PROBLEM REQUIREMENTS
Exactly repeat all the records below, omitting the images they hold.

PROVIDED DATA
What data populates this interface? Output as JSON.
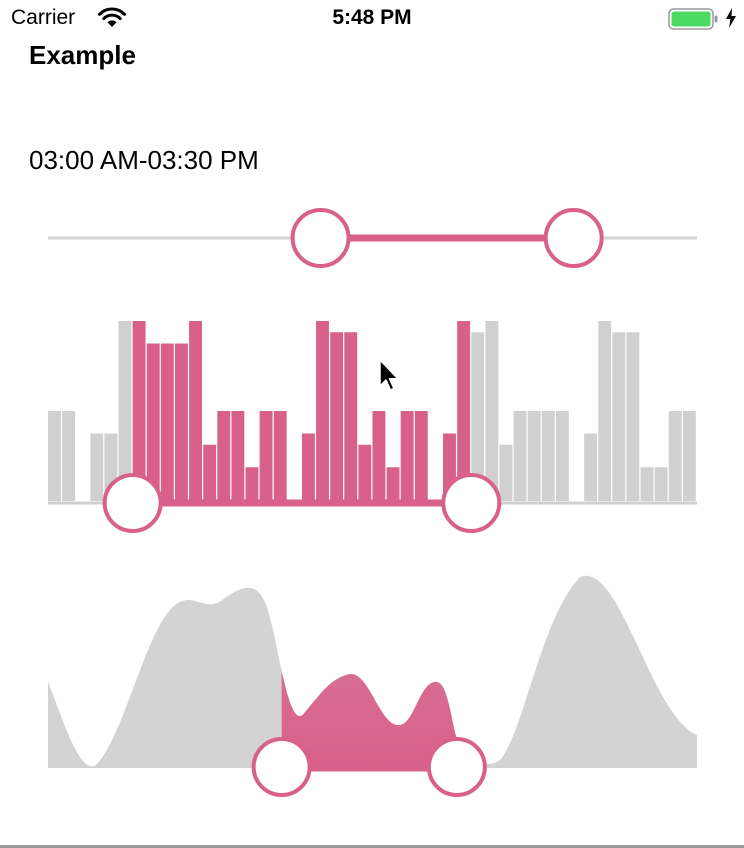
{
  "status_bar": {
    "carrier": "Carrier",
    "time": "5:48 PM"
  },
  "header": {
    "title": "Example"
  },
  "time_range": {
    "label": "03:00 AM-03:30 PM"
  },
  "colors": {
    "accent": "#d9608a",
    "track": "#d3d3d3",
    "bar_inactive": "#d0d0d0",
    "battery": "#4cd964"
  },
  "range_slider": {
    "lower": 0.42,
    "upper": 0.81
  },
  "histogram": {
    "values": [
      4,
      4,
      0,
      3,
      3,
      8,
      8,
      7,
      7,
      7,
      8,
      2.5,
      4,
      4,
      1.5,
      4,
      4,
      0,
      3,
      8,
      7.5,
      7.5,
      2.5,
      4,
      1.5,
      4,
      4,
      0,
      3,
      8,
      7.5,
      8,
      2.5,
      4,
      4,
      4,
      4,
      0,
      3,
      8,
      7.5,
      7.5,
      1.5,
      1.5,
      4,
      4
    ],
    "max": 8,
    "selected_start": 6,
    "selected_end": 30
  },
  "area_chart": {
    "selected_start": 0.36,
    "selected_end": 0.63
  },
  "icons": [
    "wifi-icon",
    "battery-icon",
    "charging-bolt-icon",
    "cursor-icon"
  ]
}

TASK OUTPUT
What data populates this interface? Output as JSON.
{
  "status_bar": {
    "carrier": "Carrier",
    "time": "5:48 PM"
  },
  "header": {
    "title": "Example"
  },
  "time_range": {
    "label": "03:00 AM-03:30 PM"
  },
  "colors": {
    "accent": "#d9608a",
    "track": "#d3d3d3",
    "bar_inactive": "#d0d0d0",
    "battery": "#4cd964"
  },
  "range_slider": {
    "lower": 0.42,
    "upper": 0.81
  },
  "histogram": {
    "values": [
      4,
      4,
      0,
      3,
      3,
      8,
      8,
      7,
      7,
      7,
      8,
      2.5,
      4,
      4,
      1.5,
      4,
      4,
      0,
      3,
      8,
      7.5,
      7.5,
      2.5,
      4,
      1.5,
      4,
      4,
      0,
      3,
      8,
      7.5,
      8,
      2.5,
      4,
      4,
      4,
      4,
      0,
      3,
      8,
      7.5,
      7.5,
      1.5,
      1.5,
      4,
      4
    ],
    "max": 8,
    "selected_start": 6,
    "selected_end": 30
  },
  "area_chart": {
    "selected_start": 0.36,
    "selected_end": 0.63
  },
  "icons": [
    "wifi-icon",
    "battery-icon",
    "charging-bolt-icon",
    "cursor-icon"
  ]
}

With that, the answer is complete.